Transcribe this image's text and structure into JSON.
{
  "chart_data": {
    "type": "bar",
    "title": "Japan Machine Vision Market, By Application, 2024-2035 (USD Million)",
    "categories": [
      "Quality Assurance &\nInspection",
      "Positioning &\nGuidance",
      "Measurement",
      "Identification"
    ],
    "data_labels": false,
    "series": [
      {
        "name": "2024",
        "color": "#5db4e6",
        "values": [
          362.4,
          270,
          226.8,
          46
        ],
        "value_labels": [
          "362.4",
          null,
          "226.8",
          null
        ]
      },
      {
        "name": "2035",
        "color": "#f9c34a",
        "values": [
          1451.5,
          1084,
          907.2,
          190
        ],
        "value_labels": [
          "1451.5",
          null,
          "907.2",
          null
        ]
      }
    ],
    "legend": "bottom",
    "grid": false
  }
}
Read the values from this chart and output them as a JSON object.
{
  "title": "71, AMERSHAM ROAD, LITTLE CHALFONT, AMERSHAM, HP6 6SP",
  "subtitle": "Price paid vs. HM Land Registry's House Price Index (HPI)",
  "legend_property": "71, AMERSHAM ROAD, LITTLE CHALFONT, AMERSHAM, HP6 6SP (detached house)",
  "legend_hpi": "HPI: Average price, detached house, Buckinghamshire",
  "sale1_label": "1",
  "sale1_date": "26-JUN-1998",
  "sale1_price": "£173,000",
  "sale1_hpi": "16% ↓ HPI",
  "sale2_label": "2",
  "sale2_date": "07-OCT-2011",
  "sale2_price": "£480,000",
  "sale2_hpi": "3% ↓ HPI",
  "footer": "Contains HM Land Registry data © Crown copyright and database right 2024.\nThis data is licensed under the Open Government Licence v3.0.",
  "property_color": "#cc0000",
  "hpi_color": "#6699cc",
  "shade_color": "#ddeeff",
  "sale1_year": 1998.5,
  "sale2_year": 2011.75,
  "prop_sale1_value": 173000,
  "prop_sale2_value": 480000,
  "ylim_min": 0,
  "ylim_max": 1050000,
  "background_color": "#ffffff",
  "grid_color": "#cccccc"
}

•••••

**EXERCISE INSTRUCTIONS:**
Say, as a number only, how many lines of the data contain "Registry".

**TASK RESPONSE:**
2